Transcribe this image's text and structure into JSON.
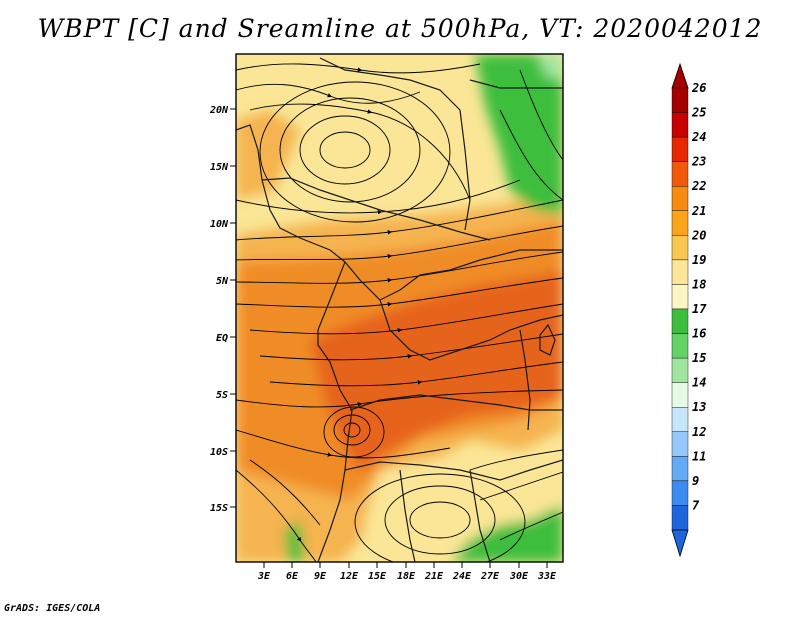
{
  "title": "WBPT [C] and Sreamline at 500hPa, VT: 2020042012",
  "credit": "GrADS: IGES/COLA",
  "lat_labels": [
    "20N",
    "15N",
    "10N",
    "5N",
    "EQ",
    "5S",
    "10S",
    "15S"
  ],
  "lon_labels": [
    "3E",
    "6E",
    "9E",
    "12E",
    "15E",
    "18E",
    "21E",
    "24E",
    "27E",
    "30E",
    "33E"
  ],
  "colorbar": {
    "labels": [
      "26",
      "25",
      "24",
      "23",
      "22",
      "21",
      "20",
      "19",
      "18",
      "17",
      "16",
      "15",
      "14",
      "13",
      "12",
      "11",
      "9",
      "7"
    ],
    "colors": [
      "#a50000",
      "#c80000",
      "#e62800",
      "#f05a0a",
      "#f58c0f",
      "#faa519",
      "#fac850",
      "#fae696",
      "#faf5c3",
      "#3cbe3c",
      "#64d264",
      "#a0e6a0",
      "#e6fae6",
      "#c8e6fa",
      "#96c8fa",
      "#64aaf5",
      "#3c8cf0",
      "#1e64dc"
    ],
    "top_arrow_color": "#a50000",
    "bottom_arrow_color": "#1e64dc"
  },
  "palette": {
    "pale": "#fae696",
    "light_orange": "#f5b450",
    "orange": "#f08c28",
    "red_orange": "#e6641e",
    "green": "#3cbe3c",
    "light_green": "#a0e6a0"
  }
}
※
- _Task goal_
Pictures in the records must not appear in the copy; transcribe everything else precisely.

- _Final result_
Transcribe this image's text and structure into JSON.
{
  "title": "WBPT [C] and Sreamline at 500hPa, VT: 2020042012",
  "credit": "GrADS: IGES/COLA",
  "lat_labels": [
    "20N",
    "15N",
    "10N",
    "5N",
    "EQ",
    "5S",
    "10S",
    "15S"
  ],
  "lon_labels": [
    "3E",
    "6E",
    "9E",
    "12E",
    "15E",
    "18E",
    "21E",
    "24E",
    "27E",
    "30E",
    "33E"
  ],
  "colorbar": {
    "labels": [
      "26",
      "25",
      "24",
      "23",
      "22",
      "21",
      "20",
      "19",
      "18",
      "17",
      "16",
      "15",
      "14",
      "13",
      "12",
      "11",
      "9",
      "7"
    ],
    "colors": [
      "#a50000",
      "#c80000",
      "#e62800",
      "#f05a0a",
      "#f58c0f",
      "#faa519",
      "#fac850",
      "#fae696",
      "#faf5c3",
      "#3cbe3c",
      "#64d264",
      "#a0e6a0",
      "#e6fae6",
      "#c8e6fa",
      "#96c8fa",
      "#64aaf5",
      "#3c8cf0",
      "#1e64dc"
    ],
    "top_arrow_color": "#a50000",
    "bottom_arrow_color": "#1e64dc"
  },
  "palette": {
    "pale": "#fae696",
    "light_orange": "#f5b450",
    "orange": "#f08c28",
    "red_orange": "#e6641e",
    "green": "#3cbe3c",
    "light_green": "#a0e6a0"
  }
}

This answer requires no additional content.